> **WHAT TO DO**
Only the lines holding the string "statue" are needed. Copy each one.

== RECORD EXCERPTS ==

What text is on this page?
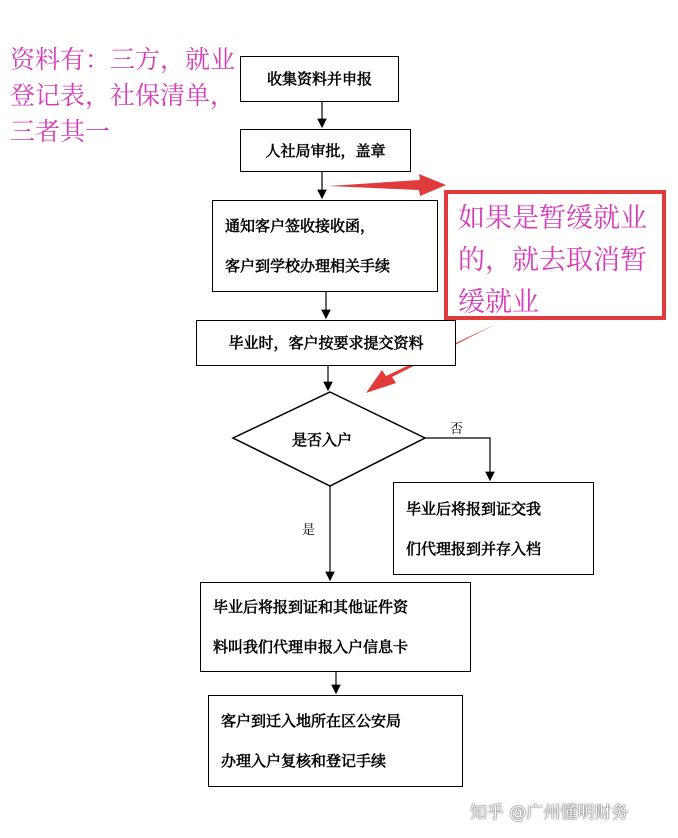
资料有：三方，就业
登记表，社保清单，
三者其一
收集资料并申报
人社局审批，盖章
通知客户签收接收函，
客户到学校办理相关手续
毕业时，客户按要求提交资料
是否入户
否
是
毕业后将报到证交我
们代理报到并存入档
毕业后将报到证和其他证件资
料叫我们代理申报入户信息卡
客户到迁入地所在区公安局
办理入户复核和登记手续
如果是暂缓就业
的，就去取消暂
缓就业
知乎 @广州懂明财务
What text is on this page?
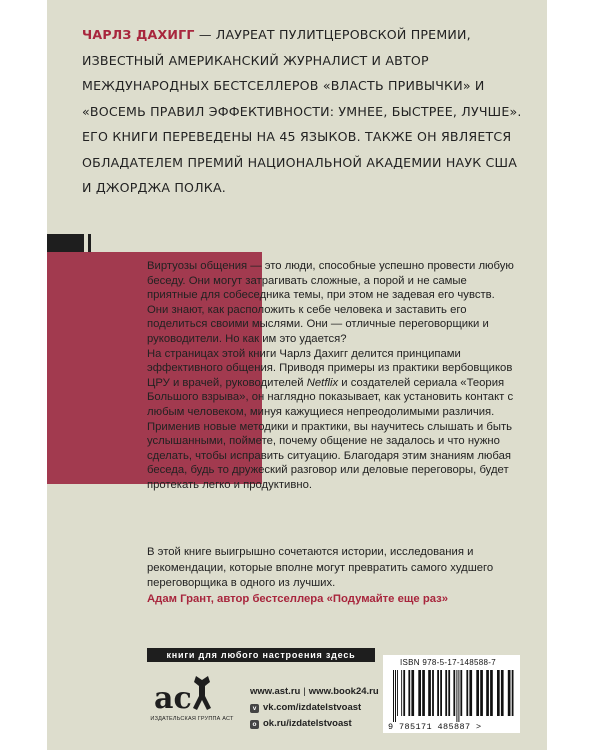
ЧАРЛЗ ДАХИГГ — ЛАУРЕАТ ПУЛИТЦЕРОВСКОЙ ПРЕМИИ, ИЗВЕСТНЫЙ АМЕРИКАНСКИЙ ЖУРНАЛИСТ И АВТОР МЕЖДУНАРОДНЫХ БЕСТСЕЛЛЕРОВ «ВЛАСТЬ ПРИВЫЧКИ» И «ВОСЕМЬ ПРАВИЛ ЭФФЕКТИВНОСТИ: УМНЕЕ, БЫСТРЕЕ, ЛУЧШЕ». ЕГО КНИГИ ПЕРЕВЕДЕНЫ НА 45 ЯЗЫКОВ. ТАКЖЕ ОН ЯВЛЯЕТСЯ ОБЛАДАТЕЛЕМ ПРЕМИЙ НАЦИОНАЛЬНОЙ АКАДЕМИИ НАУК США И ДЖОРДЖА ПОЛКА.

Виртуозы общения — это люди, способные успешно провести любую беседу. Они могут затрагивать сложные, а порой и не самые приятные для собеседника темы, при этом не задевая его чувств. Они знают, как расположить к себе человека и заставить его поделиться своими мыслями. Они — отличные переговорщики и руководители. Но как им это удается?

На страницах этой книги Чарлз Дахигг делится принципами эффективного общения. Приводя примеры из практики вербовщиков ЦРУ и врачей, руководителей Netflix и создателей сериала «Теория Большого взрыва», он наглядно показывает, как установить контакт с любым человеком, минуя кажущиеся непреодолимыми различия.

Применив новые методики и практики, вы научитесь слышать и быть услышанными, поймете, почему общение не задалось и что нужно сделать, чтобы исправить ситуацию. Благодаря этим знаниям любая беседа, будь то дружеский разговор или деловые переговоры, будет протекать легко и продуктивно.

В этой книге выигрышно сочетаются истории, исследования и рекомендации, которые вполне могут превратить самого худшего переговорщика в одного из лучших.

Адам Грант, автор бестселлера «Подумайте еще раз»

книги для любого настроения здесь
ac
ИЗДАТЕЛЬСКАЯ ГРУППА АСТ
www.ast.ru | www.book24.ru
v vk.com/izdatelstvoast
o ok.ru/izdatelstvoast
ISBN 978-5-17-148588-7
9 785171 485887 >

===
== RECORD EXCERPTS ==

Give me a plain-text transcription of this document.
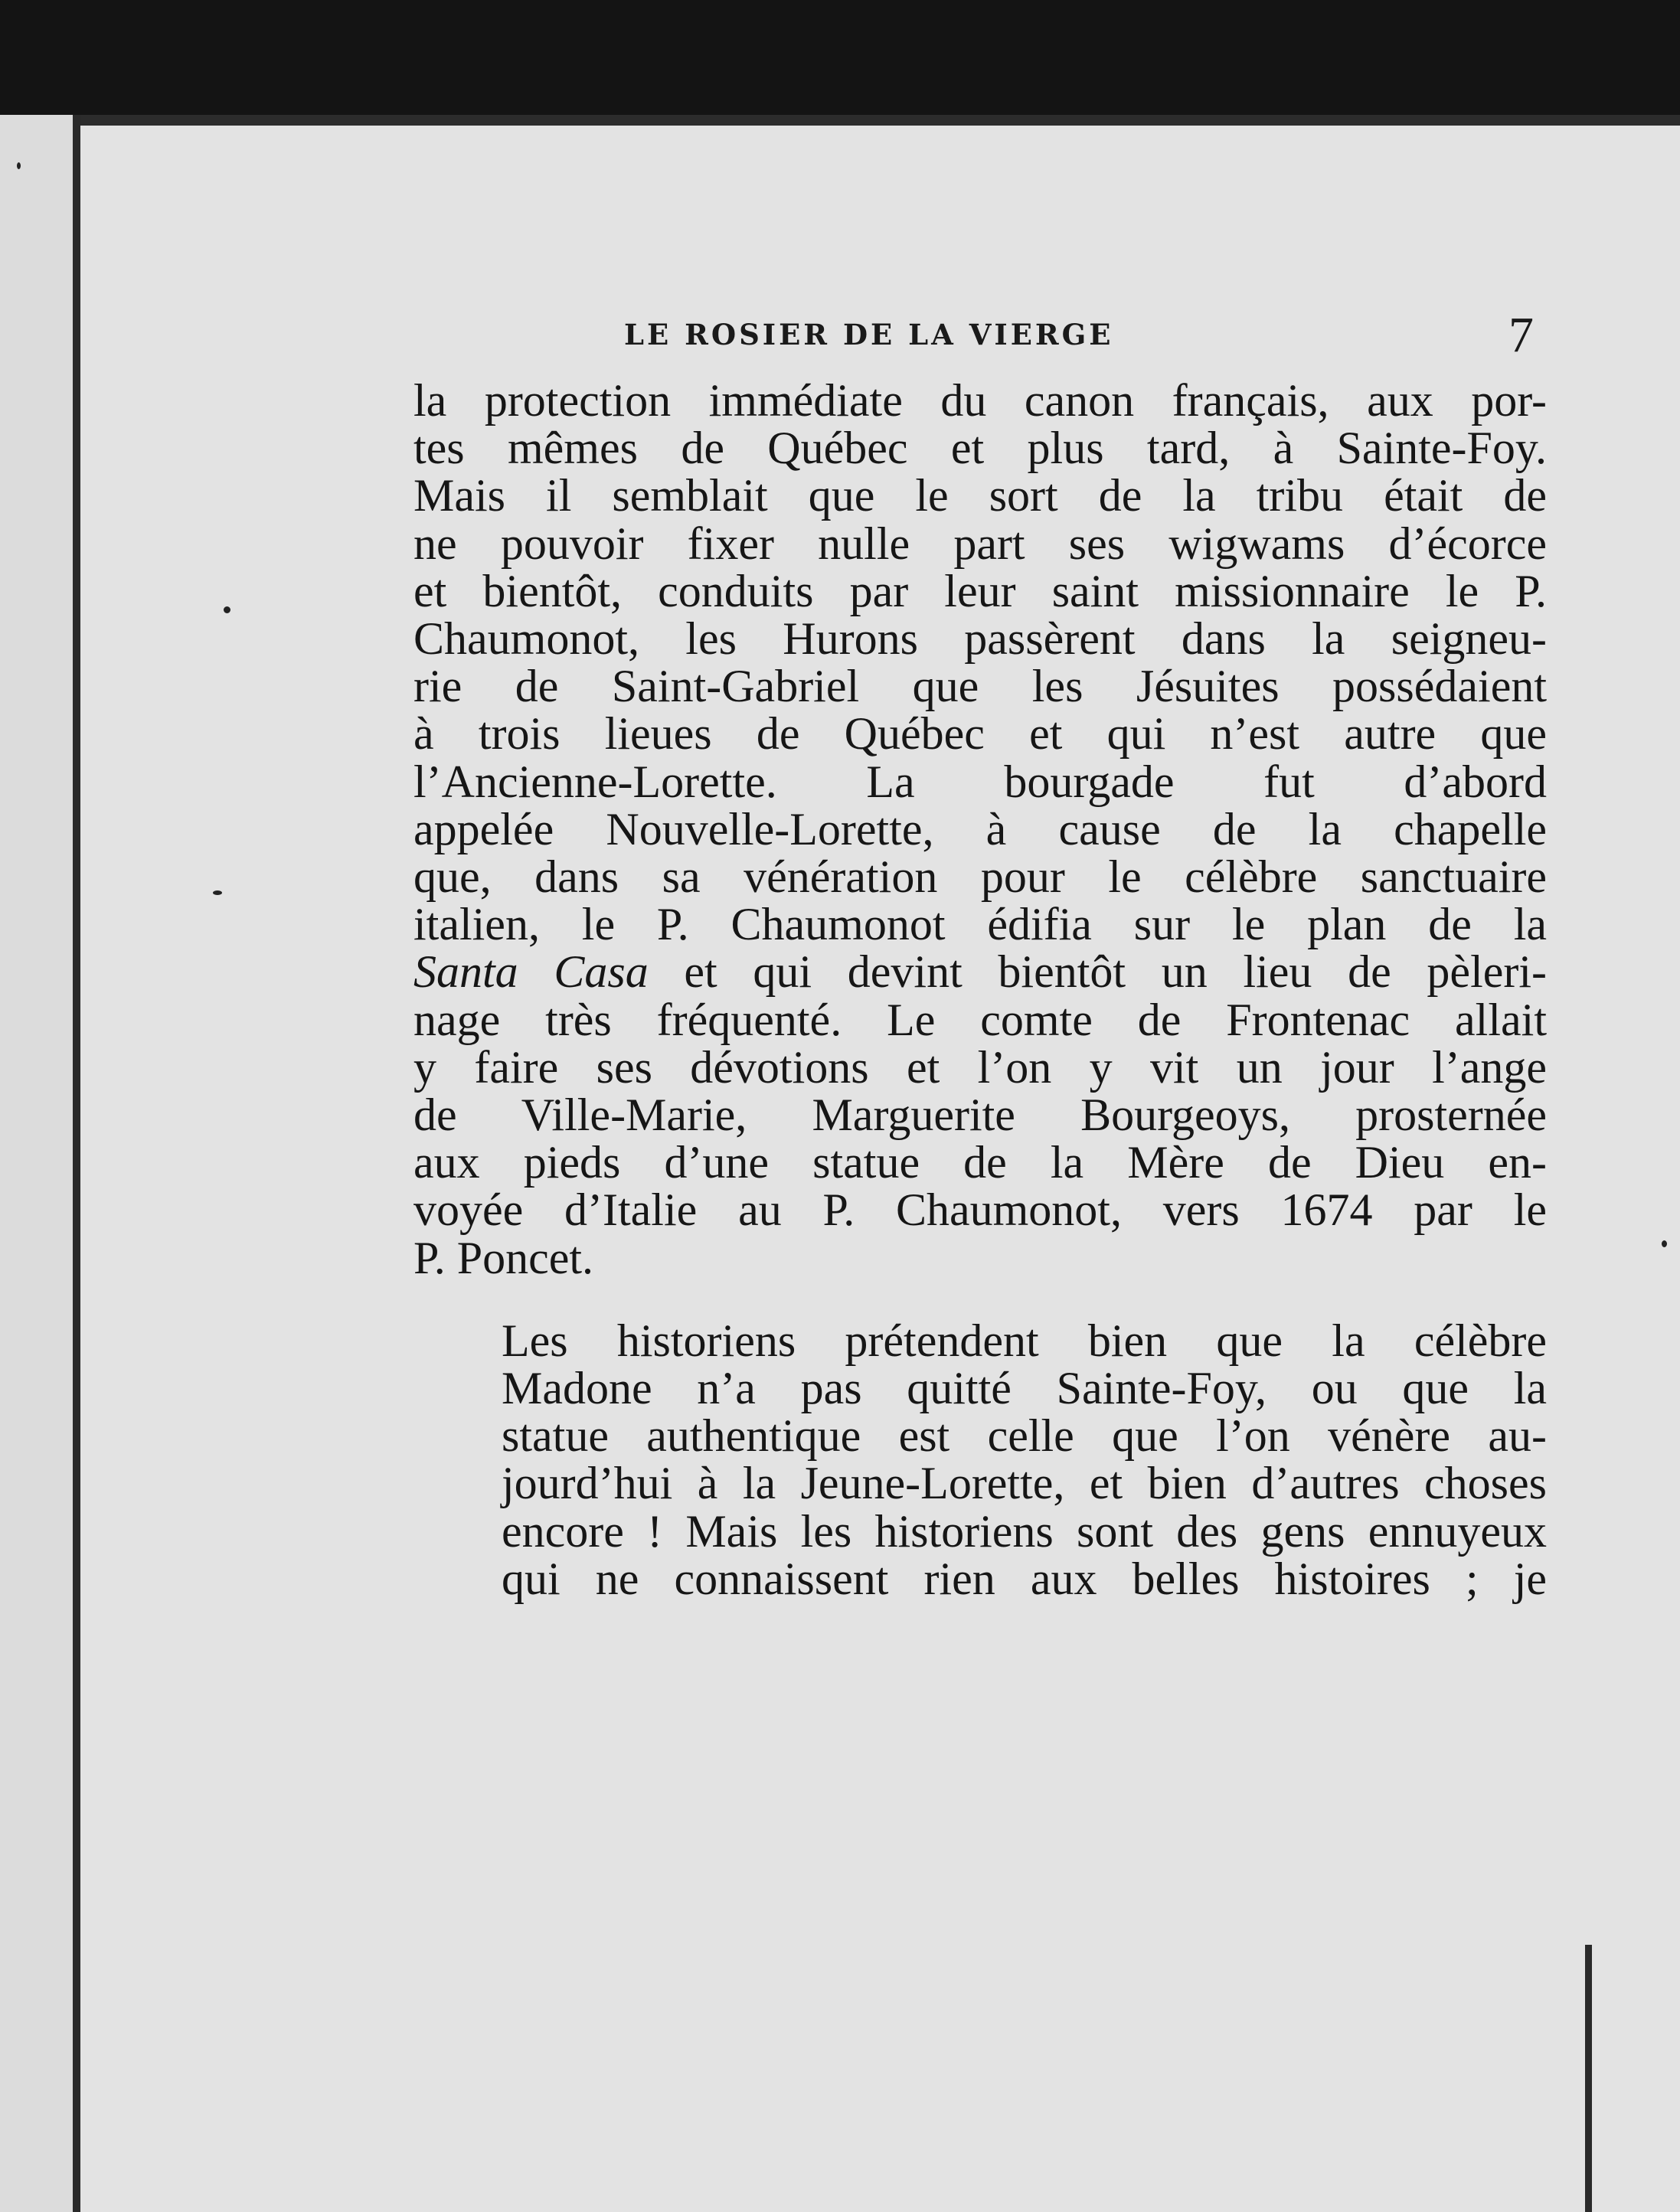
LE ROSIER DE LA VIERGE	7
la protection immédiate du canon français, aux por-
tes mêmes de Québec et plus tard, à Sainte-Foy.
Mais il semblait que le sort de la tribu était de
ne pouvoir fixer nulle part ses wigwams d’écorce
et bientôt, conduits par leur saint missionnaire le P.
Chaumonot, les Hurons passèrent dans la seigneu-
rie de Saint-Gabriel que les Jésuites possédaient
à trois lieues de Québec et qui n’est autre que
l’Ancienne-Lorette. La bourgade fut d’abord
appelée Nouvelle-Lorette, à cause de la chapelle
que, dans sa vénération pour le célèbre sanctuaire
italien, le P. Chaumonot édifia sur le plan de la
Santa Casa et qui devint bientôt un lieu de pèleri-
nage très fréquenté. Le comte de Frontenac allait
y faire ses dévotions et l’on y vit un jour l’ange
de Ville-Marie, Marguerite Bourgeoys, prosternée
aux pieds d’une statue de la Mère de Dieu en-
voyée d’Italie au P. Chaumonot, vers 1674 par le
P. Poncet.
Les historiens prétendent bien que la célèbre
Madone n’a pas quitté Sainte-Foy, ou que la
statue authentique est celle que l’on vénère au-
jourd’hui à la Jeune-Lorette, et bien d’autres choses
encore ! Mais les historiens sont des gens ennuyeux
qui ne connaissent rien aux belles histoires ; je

===
== RECORD EXCERPTS ==

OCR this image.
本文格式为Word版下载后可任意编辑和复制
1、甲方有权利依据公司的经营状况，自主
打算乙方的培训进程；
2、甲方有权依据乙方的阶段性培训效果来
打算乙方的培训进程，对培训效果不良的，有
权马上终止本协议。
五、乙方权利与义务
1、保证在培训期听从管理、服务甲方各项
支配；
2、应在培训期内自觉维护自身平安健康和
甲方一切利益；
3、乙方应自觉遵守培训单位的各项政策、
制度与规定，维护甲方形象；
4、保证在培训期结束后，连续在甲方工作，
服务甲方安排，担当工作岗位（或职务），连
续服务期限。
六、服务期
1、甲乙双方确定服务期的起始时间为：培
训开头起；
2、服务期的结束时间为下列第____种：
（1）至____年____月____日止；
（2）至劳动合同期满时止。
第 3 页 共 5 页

===

> **RESULT BELOW**
aux pieds d’une statue de la Mère de Dieu en-
statue authentique est celle que l’on vénère au-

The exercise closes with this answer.